Start of RAW DATA
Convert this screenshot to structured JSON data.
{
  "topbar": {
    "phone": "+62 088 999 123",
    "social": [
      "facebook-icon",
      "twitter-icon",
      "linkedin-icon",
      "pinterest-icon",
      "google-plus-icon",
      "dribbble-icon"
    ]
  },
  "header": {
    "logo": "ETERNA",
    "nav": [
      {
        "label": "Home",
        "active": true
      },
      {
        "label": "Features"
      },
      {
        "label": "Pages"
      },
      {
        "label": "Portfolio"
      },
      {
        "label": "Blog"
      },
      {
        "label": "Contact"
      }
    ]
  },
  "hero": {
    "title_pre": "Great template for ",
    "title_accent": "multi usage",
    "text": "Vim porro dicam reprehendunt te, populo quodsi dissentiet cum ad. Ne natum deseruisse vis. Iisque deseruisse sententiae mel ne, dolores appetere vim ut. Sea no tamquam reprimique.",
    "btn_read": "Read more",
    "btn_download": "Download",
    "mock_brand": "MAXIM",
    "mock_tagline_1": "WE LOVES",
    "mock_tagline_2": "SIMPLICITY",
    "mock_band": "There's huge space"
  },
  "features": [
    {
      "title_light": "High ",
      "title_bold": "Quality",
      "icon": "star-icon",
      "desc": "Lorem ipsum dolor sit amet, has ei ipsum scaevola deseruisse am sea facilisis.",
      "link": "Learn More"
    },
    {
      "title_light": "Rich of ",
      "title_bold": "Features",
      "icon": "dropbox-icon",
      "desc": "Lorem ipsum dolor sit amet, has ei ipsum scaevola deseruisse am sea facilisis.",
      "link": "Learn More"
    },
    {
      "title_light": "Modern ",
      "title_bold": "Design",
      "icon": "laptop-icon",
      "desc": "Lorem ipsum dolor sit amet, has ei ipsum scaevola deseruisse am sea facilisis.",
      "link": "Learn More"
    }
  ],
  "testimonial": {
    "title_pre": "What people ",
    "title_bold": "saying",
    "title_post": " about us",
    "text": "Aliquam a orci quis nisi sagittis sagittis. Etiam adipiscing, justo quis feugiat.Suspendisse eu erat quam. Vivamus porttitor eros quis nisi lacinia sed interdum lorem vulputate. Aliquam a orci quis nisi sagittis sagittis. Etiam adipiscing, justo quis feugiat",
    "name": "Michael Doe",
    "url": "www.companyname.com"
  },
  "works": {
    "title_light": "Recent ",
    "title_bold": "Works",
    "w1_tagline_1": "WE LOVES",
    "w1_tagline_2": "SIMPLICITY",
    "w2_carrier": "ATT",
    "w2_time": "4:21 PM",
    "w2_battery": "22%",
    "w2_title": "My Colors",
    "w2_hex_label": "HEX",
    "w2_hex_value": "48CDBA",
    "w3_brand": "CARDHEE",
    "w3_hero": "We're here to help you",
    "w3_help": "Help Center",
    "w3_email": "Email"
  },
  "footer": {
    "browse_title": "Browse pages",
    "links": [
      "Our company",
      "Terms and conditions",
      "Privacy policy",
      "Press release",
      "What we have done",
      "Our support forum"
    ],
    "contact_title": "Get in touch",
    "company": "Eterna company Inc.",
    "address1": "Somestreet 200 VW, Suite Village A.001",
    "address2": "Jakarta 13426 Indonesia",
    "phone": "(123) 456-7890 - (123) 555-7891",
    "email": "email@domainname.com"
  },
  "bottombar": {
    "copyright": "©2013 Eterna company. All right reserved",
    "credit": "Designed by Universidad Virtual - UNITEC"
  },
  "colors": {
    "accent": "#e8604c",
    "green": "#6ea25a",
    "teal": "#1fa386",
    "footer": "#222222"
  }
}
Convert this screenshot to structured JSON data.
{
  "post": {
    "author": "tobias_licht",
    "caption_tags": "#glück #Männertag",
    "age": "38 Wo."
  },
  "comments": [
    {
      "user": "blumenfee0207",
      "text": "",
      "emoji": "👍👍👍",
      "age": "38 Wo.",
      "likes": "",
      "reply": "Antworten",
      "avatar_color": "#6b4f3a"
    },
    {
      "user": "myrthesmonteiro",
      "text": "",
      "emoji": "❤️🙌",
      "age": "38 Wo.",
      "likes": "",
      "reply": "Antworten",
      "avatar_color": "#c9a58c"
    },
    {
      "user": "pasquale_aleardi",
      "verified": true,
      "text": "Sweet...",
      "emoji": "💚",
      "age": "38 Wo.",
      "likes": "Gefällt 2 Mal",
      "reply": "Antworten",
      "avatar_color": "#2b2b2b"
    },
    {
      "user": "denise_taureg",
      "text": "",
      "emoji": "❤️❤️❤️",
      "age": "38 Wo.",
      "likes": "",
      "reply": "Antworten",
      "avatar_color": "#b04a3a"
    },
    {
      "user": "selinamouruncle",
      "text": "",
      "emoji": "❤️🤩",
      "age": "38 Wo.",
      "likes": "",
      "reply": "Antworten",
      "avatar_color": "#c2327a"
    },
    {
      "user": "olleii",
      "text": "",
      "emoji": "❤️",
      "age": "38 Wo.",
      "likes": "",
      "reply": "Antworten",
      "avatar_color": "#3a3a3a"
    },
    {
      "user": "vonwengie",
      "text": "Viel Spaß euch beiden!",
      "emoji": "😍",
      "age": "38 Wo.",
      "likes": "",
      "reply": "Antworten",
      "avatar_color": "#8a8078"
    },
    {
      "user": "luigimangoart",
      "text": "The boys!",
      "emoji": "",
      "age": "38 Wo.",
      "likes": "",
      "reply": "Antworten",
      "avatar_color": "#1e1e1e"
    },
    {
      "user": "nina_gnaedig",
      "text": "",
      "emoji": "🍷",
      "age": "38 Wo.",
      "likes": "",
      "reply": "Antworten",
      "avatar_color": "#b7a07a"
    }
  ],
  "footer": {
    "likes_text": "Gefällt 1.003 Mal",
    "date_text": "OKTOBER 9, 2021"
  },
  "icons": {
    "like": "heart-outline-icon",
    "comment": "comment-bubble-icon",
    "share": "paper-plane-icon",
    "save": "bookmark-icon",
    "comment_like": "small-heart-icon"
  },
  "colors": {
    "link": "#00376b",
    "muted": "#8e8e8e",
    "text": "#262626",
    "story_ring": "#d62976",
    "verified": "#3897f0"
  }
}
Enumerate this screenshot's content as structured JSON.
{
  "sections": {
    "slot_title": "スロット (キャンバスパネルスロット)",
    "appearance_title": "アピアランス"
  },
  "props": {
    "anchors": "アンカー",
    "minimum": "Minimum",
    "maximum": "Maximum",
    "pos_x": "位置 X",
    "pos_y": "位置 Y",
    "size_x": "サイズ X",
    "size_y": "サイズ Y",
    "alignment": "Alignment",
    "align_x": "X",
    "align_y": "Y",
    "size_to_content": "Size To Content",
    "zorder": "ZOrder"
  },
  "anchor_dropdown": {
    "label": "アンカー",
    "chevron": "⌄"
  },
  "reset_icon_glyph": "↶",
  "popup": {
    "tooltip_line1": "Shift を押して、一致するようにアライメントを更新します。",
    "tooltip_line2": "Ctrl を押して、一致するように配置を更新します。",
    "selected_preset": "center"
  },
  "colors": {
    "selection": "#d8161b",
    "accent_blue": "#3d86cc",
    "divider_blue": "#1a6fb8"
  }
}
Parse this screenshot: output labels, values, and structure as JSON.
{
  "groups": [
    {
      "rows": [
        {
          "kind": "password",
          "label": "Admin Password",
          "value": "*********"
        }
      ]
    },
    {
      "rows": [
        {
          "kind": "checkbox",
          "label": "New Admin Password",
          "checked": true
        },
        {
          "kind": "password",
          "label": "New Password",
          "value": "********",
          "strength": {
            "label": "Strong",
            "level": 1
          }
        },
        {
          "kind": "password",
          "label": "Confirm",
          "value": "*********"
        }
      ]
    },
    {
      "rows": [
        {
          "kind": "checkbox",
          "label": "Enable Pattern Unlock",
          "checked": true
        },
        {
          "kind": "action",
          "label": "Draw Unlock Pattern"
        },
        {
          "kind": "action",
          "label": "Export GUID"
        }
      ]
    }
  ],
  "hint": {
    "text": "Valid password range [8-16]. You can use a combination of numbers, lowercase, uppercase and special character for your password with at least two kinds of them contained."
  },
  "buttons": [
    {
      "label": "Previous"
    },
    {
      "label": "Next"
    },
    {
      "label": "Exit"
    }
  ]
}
End of RAW DATA
_WHAT TO PRODUCE_:
Pull out every line containing "SIMPLICITY".

_TASK RESPONSE_:
    "mock_tagline_2": "SIMPLICITY",
    "w1_tagline_2": "SIMPLICITY",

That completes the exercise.